### GOAL
In the entries that follow, how many lines hold the string "worksheet"? Give only that number.

▬▬▬▬▬▬

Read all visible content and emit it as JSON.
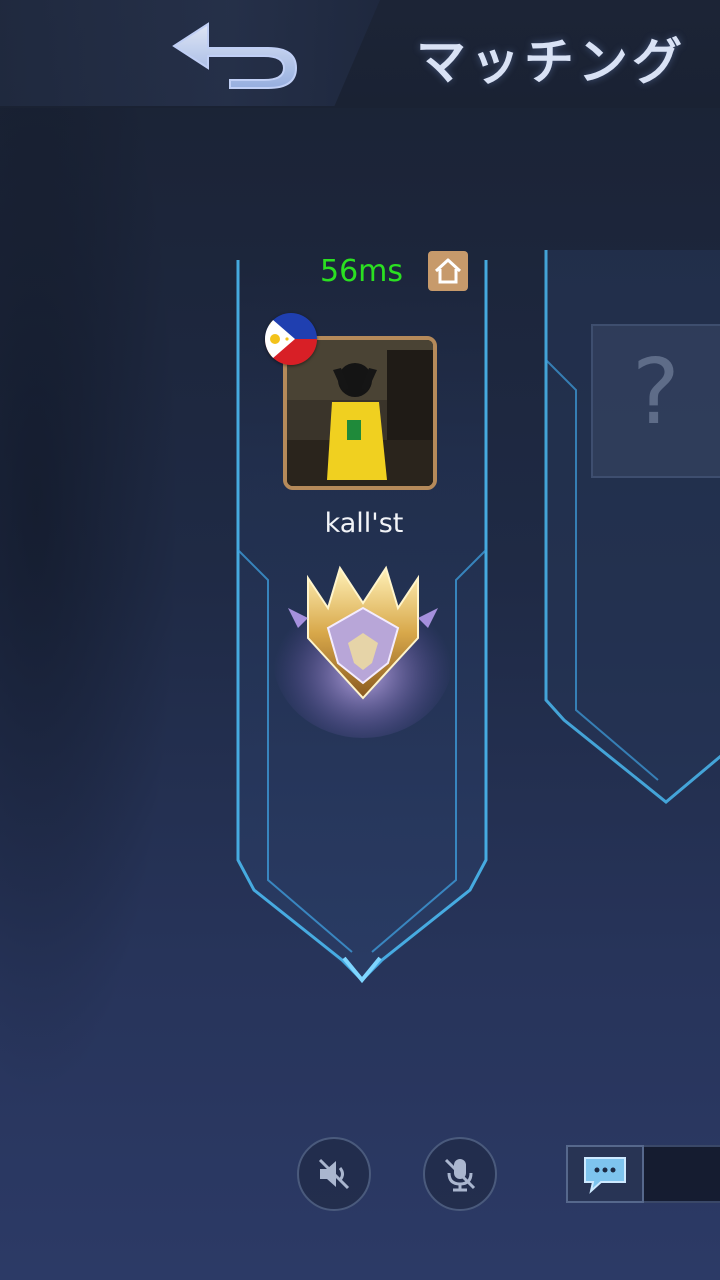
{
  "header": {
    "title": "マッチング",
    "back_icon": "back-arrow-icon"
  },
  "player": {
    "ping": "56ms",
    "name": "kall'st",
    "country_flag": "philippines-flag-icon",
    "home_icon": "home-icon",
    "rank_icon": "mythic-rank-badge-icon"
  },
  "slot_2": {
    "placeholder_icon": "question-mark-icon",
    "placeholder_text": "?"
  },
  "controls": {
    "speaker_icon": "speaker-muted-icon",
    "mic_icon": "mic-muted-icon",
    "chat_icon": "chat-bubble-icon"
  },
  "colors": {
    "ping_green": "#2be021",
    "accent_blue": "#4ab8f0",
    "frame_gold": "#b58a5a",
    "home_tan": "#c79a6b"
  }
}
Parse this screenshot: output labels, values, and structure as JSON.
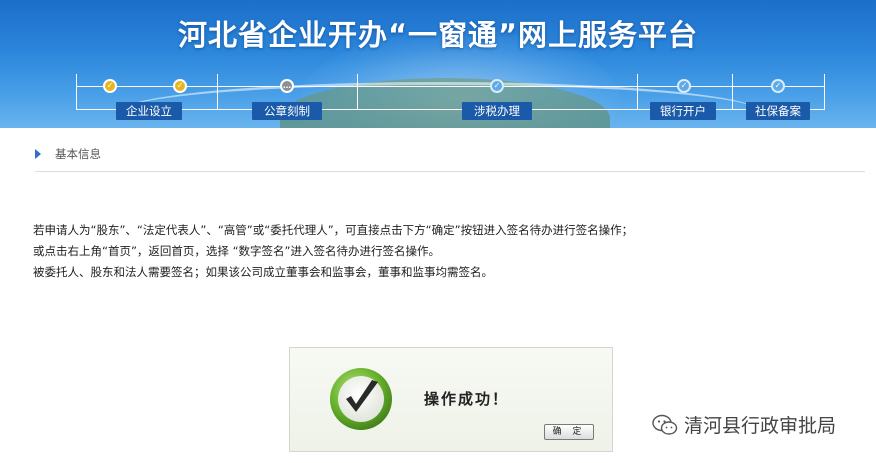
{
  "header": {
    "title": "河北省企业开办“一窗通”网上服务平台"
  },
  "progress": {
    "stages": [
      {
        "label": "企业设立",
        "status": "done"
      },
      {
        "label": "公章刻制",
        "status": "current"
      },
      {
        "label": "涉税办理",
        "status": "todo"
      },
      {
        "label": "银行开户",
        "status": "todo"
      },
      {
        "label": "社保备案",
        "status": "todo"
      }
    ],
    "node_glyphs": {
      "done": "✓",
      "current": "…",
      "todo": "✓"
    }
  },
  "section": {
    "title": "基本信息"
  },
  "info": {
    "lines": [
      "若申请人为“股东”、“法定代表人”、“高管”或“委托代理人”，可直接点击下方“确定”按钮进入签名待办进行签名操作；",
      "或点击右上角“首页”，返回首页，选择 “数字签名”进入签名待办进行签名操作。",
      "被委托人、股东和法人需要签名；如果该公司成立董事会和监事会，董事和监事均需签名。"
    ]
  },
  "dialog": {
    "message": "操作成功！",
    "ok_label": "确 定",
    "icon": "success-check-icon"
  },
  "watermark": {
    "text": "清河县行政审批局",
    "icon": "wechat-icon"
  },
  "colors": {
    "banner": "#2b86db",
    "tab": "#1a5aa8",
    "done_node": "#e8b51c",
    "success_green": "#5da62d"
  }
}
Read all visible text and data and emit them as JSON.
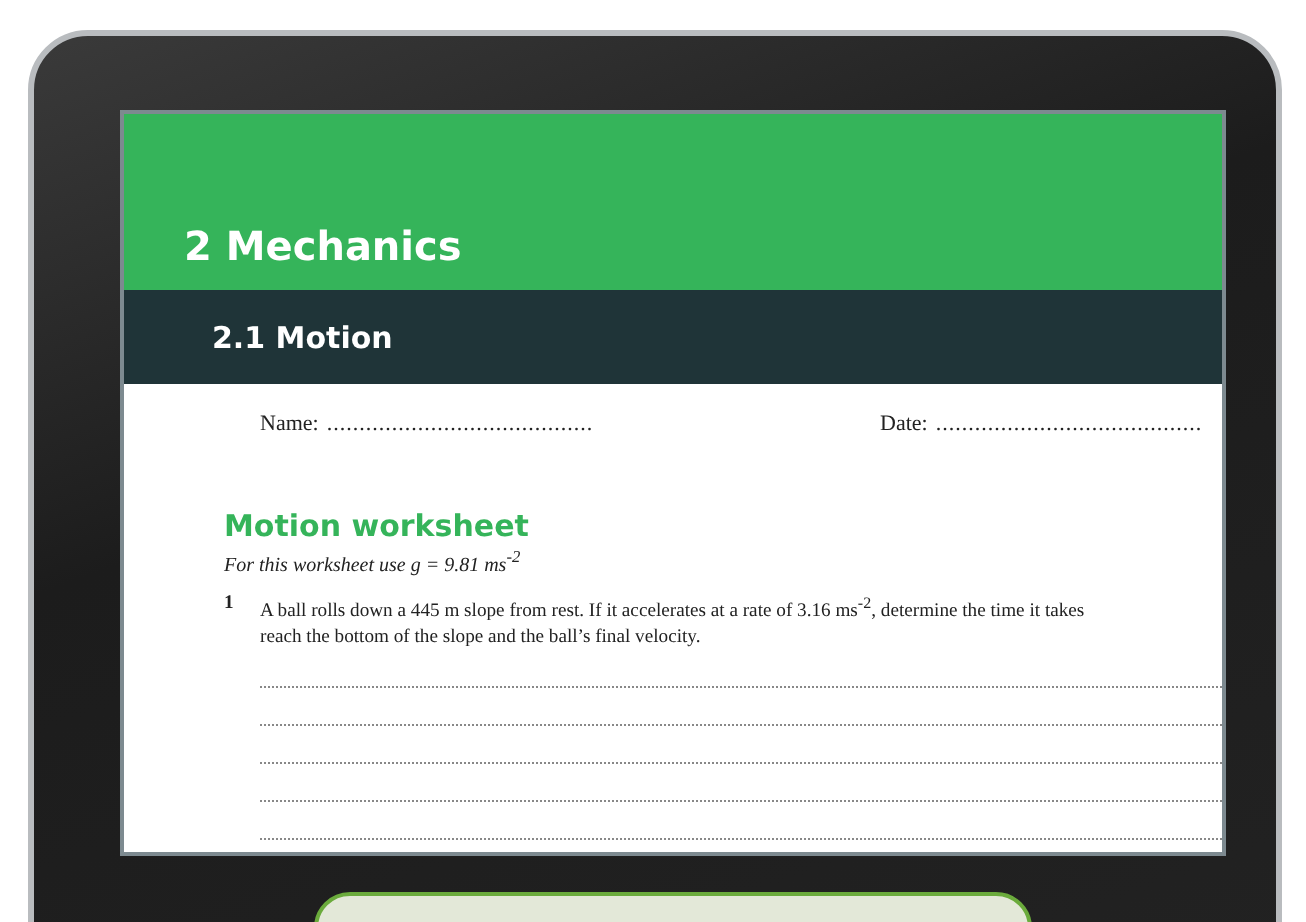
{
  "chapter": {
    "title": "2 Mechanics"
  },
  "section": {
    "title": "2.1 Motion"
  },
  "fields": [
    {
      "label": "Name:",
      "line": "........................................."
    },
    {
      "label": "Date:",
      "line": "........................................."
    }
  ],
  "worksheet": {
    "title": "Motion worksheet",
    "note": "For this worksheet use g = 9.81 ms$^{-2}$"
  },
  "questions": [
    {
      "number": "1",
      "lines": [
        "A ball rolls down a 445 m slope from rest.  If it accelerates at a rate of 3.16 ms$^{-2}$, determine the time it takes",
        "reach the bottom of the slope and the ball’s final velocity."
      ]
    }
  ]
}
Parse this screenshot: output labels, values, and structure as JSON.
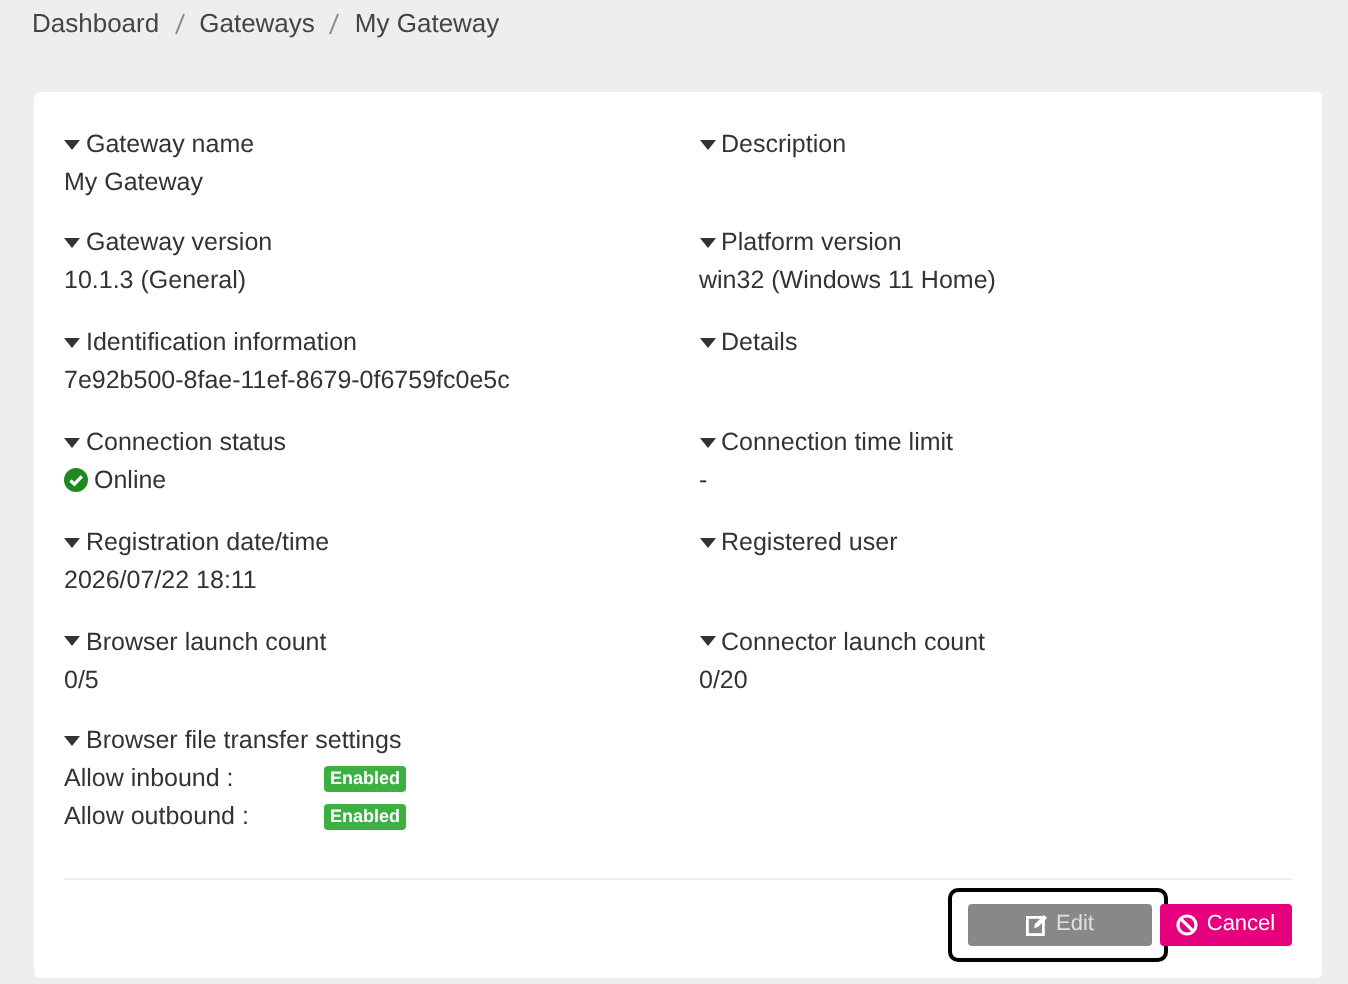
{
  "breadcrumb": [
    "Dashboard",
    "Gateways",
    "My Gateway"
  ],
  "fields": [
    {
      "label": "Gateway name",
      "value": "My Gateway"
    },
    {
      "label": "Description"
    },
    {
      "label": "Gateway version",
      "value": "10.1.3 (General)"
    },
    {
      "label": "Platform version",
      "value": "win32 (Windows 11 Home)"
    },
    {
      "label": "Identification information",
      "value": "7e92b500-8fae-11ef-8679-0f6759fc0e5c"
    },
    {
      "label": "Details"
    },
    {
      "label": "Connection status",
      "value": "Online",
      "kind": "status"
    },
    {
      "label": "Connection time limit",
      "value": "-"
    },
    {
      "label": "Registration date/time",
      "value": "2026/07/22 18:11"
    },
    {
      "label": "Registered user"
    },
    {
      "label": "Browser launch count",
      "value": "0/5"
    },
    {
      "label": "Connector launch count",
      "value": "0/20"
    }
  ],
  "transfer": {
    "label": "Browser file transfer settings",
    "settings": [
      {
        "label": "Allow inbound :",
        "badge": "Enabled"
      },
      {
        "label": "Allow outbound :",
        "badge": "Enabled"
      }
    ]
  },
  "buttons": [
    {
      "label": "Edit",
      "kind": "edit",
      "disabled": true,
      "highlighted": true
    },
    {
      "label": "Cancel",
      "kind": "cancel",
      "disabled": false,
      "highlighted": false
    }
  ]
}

▬▬▬▬▬▬

### SOLUTION TO THE EXERCISE
3